*DIRECTIVE*. Search the data for the word "JSON". Reproduce every line where it is found.

══════════

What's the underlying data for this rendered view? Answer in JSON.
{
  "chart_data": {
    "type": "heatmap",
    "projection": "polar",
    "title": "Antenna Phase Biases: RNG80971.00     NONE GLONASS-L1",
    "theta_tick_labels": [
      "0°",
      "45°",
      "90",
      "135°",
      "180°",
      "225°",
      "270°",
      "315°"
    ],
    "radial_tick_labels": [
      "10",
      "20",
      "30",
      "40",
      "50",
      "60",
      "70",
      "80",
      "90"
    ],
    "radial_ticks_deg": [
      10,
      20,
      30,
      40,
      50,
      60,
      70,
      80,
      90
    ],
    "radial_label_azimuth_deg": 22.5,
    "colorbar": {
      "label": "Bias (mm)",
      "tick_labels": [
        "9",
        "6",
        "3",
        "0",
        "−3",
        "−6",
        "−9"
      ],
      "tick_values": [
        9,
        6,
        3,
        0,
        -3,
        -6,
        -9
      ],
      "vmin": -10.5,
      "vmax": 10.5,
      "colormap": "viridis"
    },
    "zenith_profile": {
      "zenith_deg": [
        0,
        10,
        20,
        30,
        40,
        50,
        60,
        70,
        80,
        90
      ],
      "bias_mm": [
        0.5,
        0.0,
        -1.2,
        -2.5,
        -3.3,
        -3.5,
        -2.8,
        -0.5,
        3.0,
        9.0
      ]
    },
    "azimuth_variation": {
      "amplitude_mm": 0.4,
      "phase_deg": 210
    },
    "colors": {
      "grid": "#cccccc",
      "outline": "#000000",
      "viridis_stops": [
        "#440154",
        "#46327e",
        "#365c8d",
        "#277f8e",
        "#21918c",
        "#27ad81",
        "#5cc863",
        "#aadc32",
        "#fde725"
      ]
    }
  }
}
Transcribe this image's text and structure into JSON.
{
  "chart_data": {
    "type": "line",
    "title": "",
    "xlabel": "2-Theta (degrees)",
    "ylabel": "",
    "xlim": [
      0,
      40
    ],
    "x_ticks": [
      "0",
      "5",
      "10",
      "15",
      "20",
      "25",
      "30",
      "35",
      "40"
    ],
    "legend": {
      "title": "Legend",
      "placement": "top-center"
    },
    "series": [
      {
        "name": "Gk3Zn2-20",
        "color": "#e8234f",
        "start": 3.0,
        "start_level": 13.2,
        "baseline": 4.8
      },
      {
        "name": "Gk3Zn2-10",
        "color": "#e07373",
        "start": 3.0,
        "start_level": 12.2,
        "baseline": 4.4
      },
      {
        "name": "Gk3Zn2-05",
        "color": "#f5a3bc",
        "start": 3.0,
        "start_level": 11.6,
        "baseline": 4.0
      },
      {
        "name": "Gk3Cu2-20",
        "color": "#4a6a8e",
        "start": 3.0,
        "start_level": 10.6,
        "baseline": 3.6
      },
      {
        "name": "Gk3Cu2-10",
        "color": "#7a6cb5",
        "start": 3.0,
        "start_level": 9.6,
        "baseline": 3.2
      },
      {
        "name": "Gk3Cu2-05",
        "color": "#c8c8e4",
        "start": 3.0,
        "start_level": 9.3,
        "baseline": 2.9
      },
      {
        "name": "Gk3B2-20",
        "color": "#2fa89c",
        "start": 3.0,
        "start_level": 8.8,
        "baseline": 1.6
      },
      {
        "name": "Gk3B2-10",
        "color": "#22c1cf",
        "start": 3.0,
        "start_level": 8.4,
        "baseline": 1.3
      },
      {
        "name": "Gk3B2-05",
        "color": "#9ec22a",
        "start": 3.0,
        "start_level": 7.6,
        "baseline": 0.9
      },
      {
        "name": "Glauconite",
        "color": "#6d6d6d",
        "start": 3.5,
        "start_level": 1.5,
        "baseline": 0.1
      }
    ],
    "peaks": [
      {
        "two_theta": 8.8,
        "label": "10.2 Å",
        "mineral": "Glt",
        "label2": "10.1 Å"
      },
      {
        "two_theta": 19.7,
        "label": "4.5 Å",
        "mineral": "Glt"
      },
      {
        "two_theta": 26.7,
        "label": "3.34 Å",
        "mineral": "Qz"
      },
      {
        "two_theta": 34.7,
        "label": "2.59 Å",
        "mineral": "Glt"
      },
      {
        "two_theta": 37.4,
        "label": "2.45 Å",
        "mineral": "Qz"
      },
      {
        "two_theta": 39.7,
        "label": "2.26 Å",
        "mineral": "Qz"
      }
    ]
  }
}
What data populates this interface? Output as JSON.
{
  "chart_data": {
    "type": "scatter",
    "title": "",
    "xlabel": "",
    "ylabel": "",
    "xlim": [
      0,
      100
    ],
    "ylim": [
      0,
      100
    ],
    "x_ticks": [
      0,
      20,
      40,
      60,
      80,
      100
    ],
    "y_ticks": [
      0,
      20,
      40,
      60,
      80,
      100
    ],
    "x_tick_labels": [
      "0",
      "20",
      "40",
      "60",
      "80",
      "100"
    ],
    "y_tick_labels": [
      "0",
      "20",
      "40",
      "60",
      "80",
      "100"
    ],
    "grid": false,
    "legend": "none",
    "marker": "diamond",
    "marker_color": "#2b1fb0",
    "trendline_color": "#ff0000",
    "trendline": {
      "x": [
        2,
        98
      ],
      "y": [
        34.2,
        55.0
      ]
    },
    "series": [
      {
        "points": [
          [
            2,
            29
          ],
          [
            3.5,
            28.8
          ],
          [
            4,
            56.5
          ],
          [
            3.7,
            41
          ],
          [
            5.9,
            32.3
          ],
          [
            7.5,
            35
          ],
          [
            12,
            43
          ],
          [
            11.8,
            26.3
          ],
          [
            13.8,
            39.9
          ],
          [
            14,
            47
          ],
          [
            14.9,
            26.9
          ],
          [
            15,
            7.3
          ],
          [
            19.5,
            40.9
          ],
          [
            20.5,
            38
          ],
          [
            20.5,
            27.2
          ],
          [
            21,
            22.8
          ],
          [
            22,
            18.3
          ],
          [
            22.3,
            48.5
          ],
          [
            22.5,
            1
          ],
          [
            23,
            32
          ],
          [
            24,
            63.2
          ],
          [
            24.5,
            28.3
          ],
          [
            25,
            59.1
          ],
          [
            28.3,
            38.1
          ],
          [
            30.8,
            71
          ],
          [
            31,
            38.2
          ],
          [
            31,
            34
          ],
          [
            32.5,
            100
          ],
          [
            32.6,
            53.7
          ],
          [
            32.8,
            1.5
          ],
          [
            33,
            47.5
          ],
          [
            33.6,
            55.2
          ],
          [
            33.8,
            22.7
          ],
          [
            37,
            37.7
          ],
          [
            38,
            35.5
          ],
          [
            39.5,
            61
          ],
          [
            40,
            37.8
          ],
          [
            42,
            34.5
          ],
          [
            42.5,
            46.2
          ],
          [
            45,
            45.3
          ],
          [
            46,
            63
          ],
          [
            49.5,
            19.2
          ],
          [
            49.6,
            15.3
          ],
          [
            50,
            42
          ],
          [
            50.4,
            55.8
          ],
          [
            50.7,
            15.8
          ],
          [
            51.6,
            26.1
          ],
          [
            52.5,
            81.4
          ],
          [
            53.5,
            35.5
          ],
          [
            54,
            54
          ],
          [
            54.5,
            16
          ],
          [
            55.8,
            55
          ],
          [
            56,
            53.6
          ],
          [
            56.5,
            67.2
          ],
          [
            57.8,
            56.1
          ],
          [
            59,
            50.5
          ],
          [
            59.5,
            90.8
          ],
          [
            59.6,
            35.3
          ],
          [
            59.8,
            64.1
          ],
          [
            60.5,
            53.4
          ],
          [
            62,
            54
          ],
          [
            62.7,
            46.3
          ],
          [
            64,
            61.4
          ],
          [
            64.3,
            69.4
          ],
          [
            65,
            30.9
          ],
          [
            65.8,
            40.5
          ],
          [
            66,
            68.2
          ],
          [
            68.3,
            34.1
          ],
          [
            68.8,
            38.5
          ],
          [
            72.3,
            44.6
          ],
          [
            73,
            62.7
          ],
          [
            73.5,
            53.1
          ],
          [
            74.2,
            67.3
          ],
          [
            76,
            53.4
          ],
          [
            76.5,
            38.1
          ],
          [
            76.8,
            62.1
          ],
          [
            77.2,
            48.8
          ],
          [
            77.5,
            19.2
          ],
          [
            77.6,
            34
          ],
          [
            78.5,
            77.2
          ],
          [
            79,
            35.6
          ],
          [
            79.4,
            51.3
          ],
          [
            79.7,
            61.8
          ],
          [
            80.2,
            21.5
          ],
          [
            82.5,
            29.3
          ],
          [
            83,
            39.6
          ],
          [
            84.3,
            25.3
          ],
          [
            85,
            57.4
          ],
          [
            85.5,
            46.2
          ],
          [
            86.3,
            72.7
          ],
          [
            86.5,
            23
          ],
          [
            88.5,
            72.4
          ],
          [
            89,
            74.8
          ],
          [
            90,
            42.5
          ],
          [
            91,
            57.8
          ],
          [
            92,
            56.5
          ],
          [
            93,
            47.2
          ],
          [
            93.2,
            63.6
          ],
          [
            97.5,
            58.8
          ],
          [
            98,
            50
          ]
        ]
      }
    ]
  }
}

══════════

*EXERCISE SOLUTION*.
What's the underlying data for this rendered view? Answer in JSON.
Transcribe this image's text and structure into JSON.
What data populates this interface? Output as JSON.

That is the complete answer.